───── Provided data ─────
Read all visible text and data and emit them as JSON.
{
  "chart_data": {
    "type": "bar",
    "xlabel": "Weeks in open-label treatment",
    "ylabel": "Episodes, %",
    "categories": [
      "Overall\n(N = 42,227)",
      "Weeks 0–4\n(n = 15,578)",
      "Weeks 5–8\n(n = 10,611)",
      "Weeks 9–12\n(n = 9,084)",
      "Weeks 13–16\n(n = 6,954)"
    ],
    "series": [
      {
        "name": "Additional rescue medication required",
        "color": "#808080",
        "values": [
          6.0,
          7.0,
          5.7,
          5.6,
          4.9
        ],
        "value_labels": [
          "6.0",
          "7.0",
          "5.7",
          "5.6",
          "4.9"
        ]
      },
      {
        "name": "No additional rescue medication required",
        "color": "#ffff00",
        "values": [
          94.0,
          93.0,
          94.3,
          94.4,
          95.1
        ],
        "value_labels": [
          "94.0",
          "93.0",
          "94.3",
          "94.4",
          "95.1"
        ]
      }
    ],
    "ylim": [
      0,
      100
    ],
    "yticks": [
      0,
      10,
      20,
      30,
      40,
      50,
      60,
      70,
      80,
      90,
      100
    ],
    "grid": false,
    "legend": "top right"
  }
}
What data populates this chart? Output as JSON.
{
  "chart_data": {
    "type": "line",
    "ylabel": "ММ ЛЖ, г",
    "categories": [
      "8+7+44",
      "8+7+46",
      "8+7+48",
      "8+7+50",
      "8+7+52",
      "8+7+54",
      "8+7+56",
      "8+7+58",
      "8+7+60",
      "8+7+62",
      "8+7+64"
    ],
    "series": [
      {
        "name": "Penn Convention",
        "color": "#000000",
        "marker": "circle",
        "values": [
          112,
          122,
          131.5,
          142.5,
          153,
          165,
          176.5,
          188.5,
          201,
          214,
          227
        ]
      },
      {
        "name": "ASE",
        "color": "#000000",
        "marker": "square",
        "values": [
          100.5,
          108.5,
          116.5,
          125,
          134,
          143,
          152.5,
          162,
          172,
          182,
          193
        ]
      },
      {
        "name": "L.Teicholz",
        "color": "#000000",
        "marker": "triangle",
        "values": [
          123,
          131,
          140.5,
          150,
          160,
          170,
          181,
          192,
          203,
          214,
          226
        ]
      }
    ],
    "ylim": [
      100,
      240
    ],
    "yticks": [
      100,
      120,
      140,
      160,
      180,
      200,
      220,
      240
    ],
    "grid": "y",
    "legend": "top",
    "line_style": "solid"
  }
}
─────
:: Written problem ::
Give the count of lines in the records that contain "rescue", and no other text.

:: Solution to the exercise ::
2